** BEGIN Provided data **

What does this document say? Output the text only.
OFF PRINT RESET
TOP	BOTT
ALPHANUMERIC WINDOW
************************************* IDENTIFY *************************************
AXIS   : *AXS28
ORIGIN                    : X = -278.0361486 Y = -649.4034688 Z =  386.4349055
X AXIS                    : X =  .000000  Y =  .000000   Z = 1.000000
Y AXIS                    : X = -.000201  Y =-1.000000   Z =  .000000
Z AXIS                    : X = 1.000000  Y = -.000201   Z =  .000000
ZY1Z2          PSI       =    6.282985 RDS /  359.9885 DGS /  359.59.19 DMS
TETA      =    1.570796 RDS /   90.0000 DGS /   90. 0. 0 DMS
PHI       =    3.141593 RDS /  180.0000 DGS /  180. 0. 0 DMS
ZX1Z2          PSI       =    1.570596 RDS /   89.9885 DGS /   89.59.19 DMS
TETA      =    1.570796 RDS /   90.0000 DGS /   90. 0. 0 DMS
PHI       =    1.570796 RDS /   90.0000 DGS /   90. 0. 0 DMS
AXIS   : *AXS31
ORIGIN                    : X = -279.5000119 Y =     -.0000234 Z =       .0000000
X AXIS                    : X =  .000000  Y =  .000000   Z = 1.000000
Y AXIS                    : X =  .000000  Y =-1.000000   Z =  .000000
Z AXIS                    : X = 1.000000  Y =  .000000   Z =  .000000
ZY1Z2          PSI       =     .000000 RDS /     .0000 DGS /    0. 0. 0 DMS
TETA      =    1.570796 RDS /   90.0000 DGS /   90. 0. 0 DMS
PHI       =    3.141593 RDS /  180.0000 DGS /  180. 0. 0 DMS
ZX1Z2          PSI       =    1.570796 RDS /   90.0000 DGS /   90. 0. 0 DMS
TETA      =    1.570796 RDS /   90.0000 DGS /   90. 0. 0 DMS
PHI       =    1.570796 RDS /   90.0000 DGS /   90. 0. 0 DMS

** END Provided data **

[Directions]:
Pull every line containing "ORIGIN" out of the data above.

[Answer below]:
ORIGIN                    : X = -278.0361486 Y = -649.4034688 Z =  386.4349055
ORIGIN                    : X = -279.5000119 Y =     -.0000234 Z =       .0000000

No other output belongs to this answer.